-- Begin PASSAGE GIVEN --
[Bf-committers] FM 2.8 Proposal : Fracturing, Cache, Rigidbody

Martin Felke martin.felke at t-online.de
Mon Feb 26 13:20:14 CET 2018

Hi, first attempt to get my thoughts / ideas sorted on how to move on
with FM in 2.8.

FM 2.8 Proposal : Fracturing, Cache, Rigidbody

Main Goal is to avoid 1000s of real objects, this still causes serious
lags in blenders viewport. Should this be already fixed we could just
use those and we are almost done.
We need to decompose the  base or previous modifier mesh to islands,
with an Operator for example. Now we have an Execute operator which
“invokes” the modifier and suppresses modifier eval afterwards again.
Result of the fracture operator is a non-persistent Mesh (pre-fractured)
or a non-persistent Mesh Sequence (dynamic). We have the possibility to
apply to a single mesh object or to convert to multiple Mesh Objects.
-- End PASSAGE GIVEN --
## GIVEN REQUEST 1
Count the rows that contain the string "tile" and reply with the number alone.
The proposal and the rows were taken from unrelated sources.
-- Begin SUPPLIED MATERIAL --
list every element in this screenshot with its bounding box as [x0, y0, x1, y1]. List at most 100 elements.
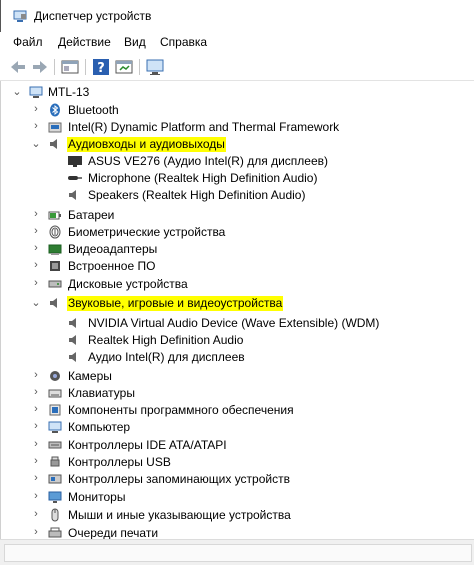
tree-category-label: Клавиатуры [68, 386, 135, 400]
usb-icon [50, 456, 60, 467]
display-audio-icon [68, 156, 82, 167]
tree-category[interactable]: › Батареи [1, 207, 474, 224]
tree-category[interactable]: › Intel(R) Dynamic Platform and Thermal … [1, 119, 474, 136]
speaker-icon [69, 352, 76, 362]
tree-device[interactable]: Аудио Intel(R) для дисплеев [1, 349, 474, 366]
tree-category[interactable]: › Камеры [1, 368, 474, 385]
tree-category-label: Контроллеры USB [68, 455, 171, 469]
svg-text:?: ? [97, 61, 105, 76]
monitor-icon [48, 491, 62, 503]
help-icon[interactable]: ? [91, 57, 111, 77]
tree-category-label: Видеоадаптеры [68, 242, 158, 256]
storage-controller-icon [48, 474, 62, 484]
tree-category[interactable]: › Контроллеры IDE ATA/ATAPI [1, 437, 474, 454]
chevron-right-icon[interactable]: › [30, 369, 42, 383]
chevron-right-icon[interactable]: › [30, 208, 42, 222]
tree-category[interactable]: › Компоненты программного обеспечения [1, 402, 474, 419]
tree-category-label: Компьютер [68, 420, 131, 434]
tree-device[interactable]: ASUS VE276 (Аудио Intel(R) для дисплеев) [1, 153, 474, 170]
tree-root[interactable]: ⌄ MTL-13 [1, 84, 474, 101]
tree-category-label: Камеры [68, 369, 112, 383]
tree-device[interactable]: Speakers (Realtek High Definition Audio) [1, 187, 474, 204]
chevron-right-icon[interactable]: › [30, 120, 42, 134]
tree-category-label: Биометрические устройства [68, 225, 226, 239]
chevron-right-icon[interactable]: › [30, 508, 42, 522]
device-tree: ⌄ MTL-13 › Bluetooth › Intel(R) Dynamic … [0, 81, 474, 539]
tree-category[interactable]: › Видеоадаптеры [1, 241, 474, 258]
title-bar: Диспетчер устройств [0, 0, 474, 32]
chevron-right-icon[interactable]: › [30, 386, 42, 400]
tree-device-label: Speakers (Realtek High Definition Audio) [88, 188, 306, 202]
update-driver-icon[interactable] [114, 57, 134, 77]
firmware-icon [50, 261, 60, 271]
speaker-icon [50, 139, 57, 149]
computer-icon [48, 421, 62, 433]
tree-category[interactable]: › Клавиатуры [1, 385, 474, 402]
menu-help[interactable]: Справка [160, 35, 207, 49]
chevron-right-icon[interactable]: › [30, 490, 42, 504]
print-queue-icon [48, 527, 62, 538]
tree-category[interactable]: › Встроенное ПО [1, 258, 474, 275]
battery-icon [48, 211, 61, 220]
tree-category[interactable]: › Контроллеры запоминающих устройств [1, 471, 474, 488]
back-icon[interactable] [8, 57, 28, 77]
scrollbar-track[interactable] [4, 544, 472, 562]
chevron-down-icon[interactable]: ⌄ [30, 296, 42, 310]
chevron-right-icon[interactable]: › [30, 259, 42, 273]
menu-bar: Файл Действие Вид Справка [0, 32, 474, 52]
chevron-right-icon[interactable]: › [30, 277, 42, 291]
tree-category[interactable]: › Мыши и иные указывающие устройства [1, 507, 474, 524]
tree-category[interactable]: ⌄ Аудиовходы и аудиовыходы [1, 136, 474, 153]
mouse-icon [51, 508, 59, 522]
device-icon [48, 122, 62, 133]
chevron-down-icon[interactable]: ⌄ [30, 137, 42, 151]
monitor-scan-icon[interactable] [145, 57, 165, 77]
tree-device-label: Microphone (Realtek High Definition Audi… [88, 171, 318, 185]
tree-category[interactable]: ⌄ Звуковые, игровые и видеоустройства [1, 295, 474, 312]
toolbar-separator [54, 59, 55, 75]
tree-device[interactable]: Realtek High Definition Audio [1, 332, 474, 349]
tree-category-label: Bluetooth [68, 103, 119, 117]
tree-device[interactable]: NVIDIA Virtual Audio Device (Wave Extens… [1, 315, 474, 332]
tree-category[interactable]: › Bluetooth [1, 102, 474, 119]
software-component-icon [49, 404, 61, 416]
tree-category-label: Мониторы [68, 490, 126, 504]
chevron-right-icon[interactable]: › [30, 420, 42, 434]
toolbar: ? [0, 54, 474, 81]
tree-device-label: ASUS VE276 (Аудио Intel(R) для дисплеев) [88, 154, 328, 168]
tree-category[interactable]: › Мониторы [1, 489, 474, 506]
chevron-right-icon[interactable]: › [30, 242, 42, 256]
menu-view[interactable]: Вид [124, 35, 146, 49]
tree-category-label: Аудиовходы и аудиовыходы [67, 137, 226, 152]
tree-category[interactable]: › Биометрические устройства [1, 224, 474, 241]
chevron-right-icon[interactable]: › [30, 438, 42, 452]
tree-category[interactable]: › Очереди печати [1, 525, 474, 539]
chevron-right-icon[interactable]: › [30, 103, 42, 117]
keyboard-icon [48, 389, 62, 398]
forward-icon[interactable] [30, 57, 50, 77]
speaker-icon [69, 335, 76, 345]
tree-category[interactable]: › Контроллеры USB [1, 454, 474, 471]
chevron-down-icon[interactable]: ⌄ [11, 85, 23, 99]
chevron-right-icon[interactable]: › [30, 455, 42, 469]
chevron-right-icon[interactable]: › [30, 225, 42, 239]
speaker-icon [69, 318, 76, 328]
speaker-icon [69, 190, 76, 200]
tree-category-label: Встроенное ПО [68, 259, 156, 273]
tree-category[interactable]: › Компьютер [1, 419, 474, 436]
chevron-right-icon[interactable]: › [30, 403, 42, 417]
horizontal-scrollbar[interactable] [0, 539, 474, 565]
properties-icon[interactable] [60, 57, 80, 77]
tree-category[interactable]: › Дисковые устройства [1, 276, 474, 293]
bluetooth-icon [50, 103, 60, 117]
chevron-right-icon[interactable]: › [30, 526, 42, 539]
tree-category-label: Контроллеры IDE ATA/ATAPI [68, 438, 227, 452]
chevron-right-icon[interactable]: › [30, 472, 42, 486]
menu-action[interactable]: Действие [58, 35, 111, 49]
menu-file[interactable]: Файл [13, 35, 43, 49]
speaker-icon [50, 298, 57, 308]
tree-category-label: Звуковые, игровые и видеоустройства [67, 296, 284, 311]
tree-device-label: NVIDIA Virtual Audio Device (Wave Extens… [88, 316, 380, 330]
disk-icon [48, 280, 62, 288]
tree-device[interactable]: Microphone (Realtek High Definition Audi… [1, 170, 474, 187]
-- End SUPPLIED MATERIAL --
-- Begin SUPPLIED MATERIAL --
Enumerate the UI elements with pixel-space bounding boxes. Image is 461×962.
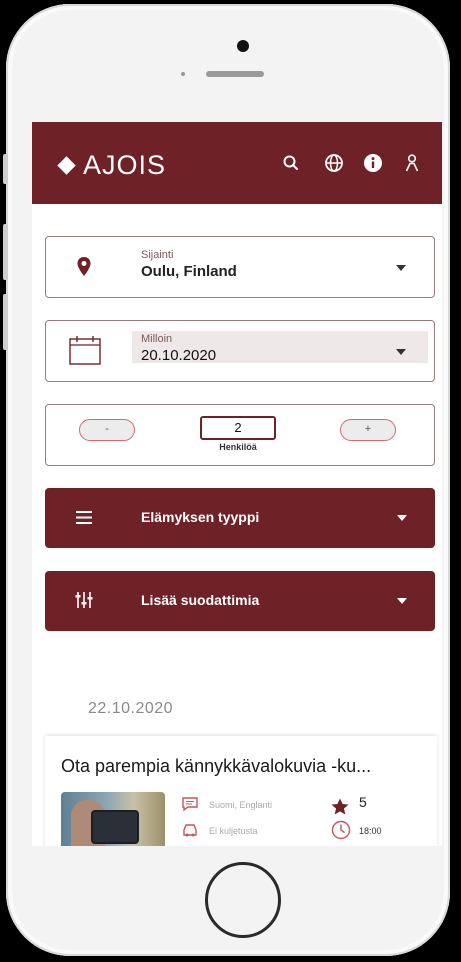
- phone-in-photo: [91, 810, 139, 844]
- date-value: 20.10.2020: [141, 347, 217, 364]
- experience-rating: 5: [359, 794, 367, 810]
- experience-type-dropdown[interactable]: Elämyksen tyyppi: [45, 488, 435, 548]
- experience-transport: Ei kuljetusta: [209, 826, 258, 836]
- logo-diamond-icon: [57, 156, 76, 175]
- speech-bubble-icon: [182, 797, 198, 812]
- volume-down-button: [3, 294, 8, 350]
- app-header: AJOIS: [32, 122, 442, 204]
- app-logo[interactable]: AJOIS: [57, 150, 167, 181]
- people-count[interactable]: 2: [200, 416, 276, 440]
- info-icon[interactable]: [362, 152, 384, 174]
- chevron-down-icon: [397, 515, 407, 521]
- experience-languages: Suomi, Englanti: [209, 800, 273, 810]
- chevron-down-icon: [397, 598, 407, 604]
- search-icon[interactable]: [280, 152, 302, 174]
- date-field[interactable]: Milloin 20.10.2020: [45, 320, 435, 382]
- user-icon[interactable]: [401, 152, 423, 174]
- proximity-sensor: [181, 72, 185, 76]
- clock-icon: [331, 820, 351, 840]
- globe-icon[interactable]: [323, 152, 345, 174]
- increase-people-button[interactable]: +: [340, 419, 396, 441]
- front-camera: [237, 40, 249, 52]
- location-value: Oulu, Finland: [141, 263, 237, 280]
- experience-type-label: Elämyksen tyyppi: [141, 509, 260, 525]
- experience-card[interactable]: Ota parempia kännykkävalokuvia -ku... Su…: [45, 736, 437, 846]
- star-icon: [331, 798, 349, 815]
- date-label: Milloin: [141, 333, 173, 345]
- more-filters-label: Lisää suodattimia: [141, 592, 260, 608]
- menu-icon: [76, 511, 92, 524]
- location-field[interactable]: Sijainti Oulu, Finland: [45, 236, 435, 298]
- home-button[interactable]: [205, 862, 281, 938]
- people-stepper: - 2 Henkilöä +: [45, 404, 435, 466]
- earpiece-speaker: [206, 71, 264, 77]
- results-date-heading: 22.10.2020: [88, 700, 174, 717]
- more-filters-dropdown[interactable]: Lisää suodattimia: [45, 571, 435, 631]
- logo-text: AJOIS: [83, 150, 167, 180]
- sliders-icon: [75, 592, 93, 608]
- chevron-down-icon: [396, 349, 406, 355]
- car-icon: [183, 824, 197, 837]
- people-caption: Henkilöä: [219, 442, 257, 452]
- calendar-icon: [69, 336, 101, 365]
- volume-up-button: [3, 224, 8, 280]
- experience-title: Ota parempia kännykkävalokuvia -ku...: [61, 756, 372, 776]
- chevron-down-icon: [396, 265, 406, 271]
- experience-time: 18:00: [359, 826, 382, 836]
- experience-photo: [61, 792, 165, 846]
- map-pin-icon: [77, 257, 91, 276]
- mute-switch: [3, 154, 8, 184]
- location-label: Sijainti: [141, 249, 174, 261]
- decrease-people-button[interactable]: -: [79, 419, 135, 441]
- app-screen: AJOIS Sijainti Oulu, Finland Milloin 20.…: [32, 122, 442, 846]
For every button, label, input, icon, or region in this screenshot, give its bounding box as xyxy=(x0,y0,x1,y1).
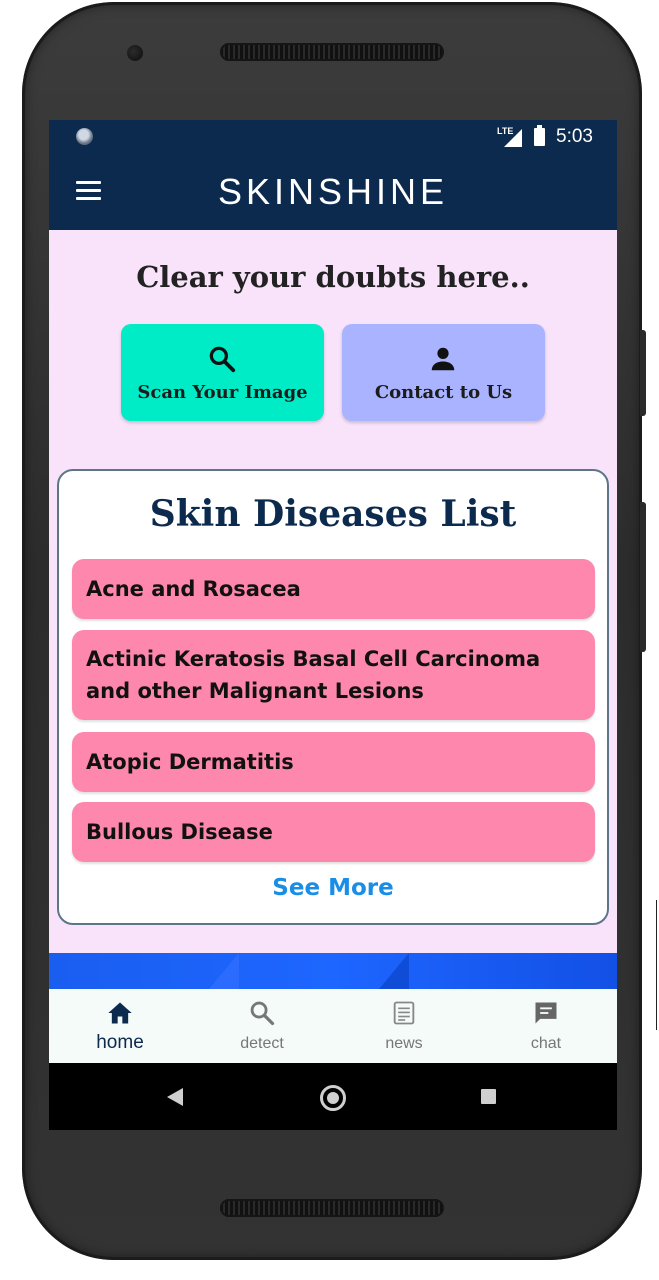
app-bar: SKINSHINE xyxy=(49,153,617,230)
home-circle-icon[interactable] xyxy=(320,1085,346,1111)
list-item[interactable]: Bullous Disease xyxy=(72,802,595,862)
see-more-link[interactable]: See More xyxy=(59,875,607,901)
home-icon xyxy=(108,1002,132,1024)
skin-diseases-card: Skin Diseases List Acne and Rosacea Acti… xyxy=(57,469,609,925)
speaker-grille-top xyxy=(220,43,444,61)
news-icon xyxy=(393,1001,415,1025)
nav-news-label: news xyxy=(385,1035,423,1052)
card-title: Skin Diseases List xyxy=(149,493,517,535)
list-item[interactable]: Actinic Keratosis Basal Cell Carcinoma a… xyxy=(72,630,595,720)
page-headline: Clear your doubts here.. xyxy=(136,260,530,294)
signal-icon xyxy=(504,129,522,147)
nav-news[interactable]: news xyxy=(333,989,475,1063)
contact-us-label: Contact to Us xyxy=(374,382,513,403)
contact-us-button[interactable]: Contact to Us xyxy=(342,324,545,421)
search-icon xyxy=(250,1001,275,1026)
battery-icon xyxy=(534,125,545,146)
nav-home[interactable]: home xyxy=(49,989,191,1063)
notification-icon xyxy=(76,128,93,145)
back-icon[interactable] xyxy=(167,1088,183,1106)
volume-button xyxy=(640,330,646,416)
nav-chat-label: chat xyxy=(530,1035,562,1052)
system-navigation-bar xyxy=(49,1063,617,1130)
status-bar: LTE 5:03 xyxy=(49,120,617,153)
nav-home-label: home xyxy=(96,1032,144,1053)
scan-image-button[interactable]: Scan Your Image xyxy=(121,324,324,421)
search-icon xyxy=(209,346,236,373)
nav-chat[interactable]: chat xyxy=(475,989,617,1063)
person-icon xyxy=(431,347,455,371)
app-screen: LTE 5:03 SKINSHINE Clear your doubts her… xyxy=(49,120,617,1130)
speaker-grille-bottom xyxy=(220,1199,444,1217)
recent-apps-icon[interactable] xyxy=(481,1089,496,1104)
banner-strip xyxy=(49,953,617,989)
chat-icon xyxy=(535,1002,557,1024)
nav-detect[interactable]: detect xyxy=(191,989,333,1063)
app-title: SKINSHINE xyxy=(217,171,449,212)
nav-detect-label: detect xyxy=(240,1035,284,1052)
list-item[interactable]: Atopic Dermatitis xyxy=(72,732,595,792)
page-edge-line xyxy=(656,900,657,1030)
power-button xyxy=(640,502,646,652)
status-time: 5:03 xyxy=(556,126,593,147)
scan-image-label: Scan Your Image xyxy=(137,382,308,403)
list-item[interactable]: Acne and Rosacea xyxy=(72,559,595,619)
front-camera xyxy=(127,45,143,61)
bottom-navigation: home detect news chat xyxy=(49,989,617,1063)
-- End SUPPLIED MATERIAL --
-- Begin SUPPLIED MATERIAL --
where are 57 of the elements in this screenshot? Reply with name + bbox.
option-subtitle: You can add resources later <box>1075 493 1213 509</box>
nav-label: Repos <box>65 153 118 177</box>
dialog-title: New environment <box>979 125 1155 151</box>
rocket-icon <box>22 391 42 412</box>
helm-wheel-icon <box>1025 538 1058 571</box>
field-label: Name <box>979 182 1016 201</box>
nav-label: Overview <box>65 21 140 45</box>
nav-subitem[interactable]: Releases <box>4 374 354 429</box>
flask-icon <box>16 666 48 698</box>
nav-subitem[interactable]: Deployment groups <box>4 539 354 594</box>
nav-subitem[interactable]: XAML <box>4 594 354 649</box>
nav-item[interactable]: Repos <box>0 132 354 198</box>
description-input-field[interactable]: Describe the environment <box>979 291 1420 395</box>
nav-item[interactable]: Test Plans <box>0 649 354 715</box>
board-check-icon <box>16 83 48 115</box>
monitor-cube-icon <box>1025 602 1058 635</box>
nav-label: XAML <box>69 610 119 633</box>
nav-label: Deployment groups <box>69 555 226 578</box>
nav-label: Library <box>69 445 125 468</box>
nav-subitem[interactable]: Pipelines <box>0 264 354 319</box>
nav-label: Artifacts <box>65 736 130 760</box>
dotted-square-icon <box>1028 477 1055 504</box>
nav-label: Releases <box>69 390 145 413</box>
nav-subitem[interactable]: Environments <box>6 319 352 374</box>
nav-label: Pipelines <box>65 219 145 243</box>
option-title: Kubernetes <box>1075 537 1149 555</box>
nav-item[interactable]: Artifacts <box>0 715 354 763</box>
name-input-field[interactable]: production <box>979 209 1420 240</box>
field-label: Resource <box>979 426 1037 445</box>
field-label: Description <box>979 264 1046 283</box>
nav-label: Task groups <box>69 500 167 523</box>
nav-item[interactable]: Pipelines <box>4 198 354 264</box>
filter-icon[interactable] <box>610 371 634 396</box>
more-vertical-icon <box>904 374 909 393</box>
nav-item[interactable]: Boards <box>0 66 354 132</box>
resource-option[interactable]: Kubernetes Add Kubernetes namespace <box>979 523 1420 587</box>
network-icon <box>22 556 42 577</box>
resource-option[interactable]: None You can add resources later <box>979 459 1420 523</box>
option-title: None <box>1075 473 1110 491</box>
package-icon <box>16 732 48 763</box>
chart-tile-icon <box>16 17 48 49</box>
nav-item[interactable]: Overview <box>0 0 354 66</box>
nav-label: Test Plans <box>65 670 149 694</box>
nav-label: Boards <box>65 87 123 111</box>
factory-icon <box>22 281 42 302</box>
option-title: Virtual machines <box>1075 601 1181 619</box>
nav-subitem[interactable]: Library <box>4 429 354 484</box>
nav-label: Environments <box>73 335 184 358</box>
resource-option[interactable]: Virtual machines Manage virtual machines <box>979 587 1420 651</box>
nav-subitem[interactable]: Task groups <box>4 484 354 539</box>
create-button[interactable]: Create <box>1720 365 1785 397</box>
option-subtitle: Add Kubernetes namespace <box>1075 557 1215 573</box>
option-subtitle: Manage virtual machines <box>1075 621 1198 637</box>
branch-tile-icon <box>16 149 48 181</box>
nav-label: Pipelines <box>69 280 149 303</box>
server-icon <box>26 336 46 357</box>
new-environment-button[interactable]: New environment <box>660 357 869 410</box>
-- End SUPPLIED MATERIAL --
## GIVEN REQUEST 2
Answer these questions about the FM 2.8 proposal, one per line:
(a) What is the main goal of the proposal?
(b) What does the Execute operator do after it invokes the modifier?
(c) What two kinds of result can the fracture operator produce?

## FULL OUTPUT 1
2

## FULL OUTPUT 2
(a) To avoid thousands of real objects, which still cause serious lags in the viewport.
(b) It suppresses modifier evaluation again.
(c) A non-persistent Mesh (pre-fractured) or a non-persistent Mesh Sequence (dynamic).